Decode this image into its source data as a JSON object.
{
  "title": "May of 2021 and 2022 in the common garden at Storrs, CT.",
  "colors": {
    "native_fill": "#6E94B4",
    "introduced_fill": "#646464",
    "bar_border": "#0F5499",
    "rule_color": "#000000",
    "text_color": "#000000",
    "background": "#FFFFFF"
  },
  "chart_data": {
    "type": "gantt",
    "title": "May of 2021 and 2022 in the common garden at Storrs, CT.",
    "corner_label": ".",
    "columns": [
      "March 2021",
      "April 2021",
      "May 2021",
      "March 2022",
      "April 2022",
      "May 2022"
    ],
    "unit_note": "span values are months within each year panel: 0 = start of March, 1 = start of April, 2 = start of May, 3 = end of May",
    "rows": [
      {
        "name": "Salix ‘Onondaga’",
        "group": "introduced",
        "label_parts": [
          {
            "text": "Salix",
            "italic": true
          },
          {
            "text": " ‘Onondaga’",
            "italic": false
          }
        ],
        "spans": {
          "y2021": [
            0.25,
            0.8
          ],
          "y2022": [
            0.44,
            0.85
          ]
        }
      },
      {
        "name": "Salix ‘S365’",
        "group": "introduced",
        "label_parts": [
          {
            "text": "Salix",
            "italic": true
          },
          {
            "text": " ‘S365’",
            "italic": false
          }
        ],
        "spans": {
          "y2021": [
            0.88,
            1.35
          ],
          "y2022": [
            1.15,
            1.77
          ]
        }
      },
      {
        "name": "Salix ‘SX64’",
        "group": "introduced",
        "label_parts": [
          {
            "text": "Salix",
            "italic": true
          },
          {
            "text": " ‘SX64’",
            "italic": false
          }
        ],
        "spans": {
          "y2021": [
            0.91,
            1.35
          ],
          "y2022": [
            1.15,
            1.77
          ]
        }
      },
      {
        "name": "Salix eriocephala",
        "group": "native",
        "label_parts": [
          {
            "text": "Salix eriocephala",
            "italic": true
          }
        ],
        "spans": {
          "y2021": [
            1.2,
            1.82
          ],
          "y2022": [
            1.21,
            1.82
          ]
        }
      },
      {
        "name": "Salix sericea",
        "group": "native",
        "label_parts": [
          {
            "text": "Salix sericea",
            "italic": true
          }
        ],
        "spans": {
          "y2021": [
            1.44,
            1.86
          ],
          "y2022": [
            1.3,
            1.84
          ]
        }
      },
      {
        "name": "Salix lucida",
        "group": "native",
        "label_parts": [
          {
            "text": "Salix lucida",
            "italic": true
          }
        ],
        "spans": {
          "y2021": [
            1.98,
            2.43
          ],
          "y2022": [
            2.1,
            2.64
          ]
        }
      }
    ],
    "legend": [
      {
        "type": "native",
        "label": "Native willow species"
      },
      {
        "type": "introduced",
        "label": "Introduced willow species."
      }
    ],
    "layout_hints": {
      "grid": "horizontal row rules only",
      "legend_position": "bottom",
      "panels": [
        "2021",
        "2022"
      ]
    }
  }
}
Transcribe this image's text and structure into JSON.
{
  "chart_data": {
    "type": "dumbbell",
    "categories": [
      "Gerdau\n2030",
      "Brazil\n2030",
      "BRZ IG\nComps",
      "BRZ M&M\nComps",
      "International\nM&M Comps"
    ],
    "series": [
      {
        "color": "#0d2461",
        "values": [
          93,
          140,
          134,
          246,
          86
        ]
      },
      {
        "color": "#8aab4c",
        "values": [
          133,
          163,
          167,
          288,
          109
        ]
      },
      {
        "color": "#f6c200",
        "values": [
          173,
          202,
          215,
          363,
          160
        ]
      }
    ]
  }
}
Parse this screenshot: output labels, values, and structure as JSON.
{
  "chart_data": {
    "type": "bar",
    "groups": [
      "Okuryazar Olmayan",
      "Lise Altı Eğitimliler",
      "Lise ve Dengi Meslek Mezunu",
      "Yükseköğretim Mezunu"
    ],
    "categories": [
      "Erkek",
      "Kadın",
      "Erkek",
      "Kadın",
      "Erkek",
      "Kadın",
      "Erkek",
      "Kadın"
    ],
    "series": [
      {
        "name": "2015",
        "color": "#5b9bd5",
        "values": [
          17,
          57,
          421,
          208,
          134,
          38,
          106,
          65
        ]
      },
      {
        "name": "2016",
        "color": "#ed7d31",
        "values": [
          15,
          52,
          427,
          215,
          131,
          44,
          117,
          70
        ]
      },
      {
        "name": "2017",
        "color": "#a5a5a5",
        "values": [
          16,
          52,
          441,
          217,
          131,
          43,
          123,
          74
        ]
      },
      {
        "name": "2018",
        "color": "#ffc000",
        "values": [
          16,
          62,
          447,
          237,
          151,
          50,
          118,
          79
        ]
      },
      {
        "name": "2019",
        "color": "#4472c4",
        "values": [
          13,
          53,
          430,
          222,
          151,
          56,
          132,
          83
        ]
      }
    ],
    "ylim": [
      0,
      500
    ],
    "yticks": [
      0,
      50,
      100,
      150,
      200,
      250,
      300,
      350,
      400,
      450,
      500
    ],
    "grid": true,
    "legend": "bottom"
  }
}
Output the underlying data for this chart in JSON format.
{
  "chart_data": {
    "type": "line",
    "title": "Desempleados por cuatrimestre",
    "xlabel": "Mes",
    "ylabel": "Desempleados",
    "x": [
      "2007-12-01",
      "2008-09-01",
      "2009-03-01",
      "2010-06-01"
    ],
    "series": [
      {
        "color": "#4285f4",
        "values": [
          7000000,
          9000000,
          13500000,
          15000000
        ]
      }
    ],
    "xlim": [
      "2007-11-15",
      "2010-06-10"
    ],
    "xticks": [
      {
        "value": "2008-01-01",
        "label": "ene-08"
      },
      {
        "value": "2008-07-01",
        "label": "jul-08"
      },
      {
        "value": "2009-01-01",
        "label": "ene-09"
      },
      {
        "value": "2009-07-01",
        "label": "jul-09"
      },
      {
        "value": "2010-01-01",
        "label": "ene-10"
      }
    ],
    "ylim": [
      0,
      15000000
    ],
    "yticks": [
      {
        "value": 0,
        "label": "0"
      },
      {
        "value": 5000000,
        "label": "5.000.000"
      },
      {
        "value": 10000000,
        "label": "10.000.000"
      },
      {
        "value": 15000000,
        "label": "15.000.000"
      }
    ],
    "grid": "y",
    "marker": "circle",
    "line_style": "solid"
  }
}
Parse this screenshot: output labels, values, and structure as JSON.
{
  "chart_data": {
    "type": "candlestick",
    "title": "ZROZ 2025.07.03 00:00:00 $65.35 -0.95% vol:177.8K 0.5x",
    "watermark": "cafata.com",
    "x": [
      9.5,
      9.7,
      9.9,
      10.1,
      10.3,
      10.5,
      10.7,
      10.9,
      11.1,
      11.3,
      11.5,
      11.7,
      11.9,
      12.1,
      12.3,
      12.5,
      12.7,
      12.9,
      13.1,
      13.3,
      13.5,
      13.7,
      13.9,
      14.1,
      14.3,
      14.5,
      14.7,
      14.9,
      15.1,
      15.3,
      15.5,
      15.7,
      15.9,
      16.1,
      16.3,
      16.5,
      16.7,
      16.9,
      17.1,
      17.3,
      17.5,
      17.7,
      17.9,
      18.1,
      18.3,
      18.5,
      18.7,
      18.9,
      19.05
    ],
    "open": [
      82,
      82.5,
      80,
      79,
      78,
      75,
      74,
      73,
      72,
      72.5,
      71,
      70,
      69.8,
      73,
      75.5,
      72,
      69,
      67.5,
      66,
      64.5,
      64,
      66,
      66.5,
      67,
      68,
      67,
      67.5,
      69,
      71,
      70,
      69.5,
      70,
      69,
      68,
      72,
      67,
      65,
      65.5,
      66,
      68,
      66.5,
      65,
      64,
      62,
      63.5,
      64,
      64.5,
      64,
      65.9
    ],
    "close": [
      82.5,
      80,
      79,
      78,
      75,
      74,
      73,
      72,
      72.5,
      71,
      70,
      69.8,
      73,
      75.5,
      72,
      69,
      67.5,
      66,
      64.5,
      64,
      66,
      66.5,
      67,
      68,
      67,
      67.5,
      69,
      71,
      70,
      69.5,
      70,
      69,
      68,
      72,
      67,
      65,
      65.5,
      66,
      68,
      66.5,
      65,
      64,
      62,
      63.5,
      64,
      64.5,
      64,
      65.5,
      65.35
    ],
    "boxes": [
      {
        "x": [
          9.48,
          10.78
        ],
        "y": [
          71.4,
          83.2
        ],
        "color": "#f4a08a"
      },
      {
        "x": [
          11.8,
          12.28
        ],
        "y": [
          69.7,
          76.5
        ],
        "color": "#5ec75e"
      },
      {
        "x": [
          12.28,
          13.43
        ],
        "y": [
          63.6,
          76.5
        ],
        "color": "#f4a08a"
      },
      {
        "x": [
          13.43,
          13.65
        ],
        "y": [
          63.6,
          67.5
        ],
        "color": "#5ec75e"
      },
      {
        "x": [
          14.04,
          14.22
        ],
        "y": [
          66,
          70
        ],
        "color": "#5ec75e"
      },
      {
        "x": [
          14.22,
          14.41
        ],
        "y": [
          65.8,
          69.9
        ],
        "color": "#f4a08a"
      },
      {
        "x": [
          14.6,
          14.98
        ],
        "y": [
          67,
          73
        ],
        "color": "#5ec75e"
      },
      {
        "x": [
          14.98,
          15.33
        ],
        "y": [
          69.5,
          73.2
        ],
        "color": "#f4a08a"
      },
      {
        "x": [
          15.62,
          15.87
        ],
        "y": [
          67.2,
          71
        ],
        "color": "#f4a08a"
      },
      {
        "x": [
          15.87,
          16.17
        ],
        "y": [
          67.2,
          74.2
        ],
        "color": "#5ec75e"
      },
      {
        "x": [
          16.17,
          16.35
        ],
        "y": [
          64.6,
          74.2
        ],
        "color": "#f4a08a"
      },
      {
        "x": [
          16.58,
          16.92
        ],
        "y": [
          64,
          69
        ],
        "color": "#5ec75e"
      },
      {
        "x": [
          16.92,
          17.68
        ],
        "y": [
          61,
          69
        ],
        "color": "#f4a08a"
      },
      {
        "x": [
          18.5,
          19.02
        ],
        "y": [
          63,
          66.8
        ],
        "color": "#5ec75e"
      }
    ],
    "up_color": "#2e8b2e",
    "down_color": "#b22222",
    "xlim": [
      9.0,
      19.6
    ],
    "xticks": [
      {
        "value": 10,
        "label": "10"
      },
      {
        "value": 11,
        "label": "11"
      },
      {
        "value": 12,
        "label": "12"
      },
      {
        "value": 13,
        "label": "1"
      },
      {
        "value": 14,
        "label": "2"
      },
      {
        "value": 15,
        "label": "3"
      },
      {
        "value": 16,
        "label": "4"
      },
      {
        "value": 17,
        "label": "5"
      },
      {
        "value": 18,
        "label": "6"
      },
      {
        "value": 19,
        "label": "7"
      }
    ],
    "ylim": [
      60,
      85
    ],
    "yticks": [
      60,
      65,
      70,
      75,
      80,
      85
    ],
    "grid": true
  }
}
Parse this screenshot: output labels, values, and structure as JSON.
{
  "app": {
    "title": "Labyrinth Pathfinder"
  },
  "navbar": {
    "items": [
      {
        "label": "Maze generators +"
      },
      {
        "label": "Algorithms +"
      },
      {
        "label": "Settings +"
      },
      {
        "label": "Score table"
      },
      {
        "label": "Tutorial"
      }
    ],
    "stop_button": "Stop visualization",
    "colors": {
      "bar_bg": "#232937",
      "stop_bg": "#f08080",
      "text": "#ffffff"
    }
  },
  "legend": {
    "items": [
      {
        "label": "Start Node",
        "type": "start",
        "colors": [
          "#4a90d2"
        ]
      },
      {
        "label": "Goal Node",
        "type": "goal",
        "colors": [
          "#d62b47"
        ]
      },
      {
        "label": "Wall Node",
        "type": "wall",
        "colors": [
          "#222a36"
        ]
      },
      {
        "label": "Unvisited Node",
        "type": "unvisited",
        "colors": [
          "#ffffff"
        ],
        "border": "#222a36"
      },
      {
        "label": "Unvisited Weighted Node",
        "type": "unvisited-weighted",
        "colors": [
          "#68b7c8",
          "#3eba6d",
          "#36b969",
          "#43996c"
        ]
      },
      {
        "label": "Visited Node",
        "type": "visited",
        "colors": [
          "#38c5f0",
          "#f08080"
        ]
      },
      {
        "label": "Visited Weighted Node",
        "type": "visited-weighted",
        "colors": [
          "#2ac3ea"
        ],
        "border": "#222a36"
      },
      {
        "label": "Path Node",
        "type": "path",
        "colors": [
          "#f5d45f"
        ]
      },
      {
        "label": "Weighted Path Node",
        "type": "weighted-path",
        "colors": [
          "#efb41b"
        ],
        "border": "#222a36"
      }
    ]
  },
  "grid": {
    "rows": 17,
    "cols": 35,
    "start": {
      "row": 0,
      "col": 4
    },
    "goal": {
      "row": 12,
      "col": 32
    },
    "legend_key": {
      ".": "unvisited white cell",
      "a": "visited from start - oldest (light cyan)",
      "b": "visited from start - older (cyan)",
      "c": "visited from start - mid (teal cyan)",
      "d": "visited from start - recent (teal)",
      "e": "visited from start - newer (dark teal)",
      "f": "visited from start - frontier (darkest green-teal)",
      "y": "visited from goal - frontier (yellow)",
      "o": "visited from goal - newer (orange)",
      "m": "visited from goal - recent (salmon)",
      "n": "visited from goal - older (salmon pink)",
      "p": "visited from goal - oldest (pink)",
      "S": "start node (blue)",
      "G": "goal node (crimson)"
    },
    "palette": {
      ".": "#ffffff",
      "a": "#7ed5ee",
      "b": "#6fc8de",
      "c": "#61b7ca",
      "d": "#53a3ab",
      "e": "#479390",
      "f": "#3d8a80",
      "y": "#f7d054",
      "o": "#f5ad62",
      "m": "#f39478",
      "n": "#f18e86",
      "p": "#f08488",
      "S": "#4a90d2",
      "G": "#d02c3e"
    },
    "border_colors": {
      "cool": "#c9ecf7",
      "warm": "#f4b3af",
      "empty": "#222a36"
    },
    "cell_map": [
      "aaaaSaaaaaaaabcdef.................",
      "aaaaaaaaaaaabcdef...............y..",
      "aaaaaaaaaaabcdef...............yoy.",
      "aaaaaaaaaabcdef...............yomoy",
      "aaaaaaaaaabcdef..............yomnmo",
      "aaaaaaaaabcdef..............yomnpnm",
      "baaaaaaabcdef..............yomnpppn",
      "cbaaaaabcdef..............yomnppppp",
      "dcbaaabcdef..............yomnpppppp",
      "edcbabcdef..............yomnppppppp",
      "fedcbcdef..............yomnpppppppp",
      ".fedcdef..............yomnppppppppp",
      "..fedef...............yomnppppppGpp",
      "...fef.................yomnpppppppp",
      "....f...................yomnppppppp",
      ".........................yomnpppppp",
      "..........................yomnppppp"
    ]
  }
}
════════
What you need to do
Only the number is wanted: count the lines of the records that hold the word "image".

Response to the task
2